## PROBLEM DETAILS
Give the material once more, word for word, without any images.

— start RAW DATA —

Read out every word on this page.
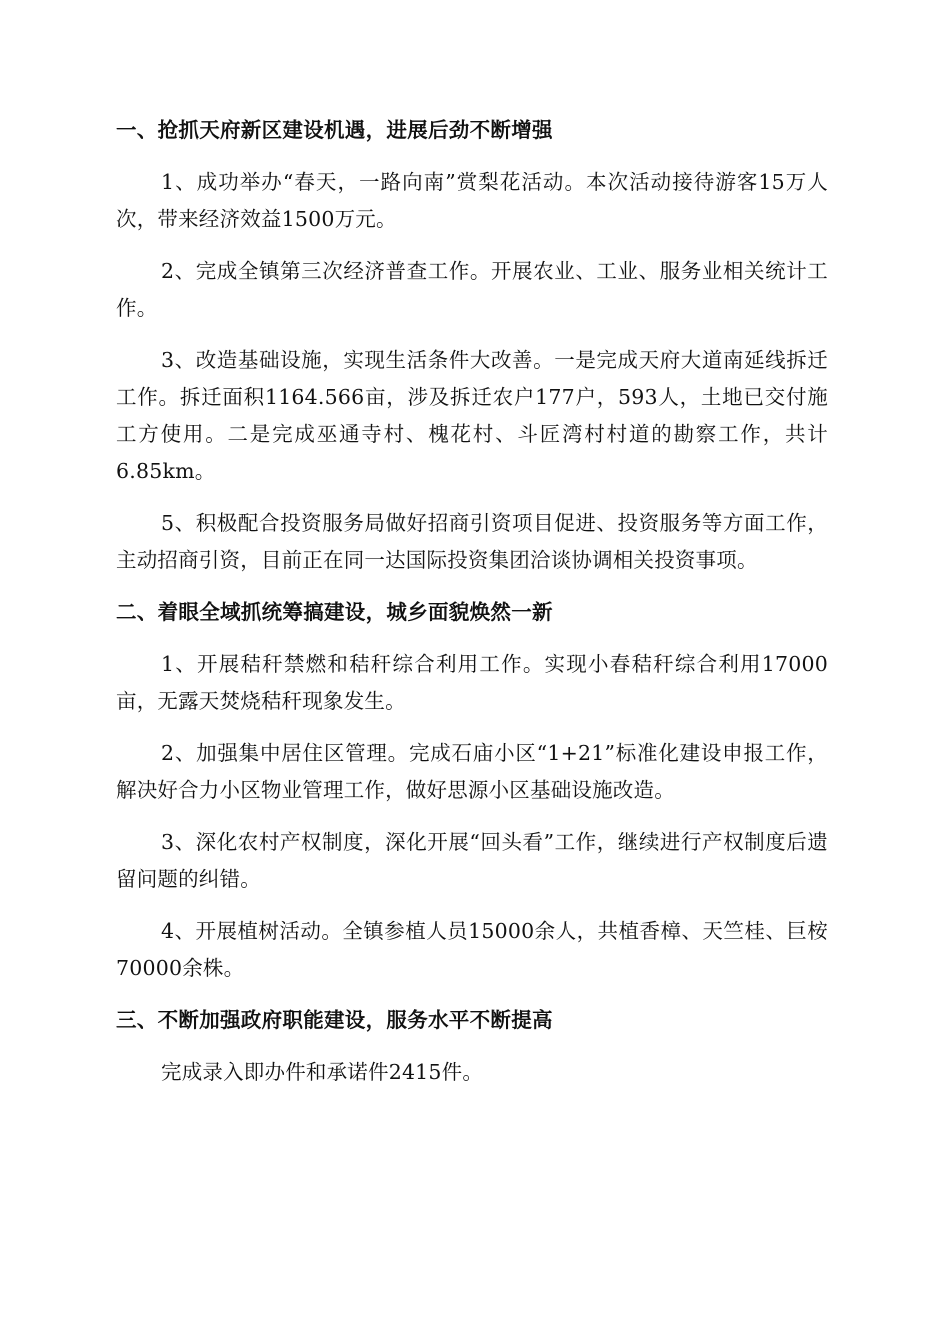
一、抢抓天府新区建设机遇，进展后劲不断增强
1、成功举办“春天，一路向南”赏梨花活动。本次活动接待游客15万人次，带来经济效益1500万元。
2、完成全镇第三次经济普查工作。开展农业、工业、服务业相关统计工作。
3、改造基础设施，实现生活条件大改善。一是完成天府大道南延线拆迁工作。拆迁面积1164.566亩，涉及拆迁农户177户，593人，土地已交付施工方使用。二是完成巫通寺村、槐花村、斗匠湾村村道的勘察工作，共计6.85km。
5、积极配合投资服务局做好招商引资项目促进、投资服务等方面工作，主动招商引资，目前正在同一达国际投资集团洽谈协调相关投资事项。
二、着眼全域抓统筹搞建设，城乡面貌焕然一新
1、开展秸秆禁燃和秸秆综合利用工作。实现小春秸秆综合利用17000亩，无露天焚烧秸秆现象发生。
2、加强集中居住区管理。完成石庙小区“1+21”标准化建设申报工作，解决好合力小区物业管理工作，做好思源小区基础设施改造。
3、深化农村产权制度，深化开展“回头看”工作，继续进行产权制度后遗留问题的纠错。
4、开展植树活动。全镇参植人员15000余人，共植香樟、天竺桂、巨桉70000余株。
三、不断加强政府职能建设，服务水平不断提高
完成录入即办件和承诺件2415件。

— end RAW DATA —

## TASK RESULT
Read out every word on this page.
一、抢抓天府新区建设机遇，进展后劲不断增强
1、成功举办“春天，一路向南”赏梨花活动。本次活动接待游客15万人次，带来经济效益1500万元。
2、完成全镇第三次经济普查工作。开展农业、工业、服务业相关统计工作。
3、改造基础设施，实现生活条件大改善。一是完成天府大道南延线拆迁工作。拆迁面积1164.566亩，涉及拆迁农户177户，593人，土地已交付施工方使用。二是完成巫通寺村、槐花村、斗匠湾村村道的勘察工作，共计6.85km。
5、积极配合投资服务局做好招商引资项目促进、投资服务等方面工作，主动招商引资，目前正在同一达国际投资集团洽谈协调相关投资事项。
二、着眼全域抓统筹搞建设，城乡面貌焕然一新
1、开展秸秆禁燃和秸秆综合利用工作。实现小春秸秆综合利用17000亩，无露天焚烧秸秆现象发生。
2、加强集中居住区管理。完成石庙小区“1+21”标准化建设申报工作，解决好合力小区物业管理工作，做好思源小区基础设施改造。
3、深化农村产权制度，深化开展“回头看”工作，继续进行产权制度后遗留问题的纠错。
4、开展植树活动。全镇参植人员15000余人，共植香樟、天竺桂、巨桉70000余株。
三、不断加强政府职能建设，服务水平不断提高
完成录入即办件和承诺件2415件。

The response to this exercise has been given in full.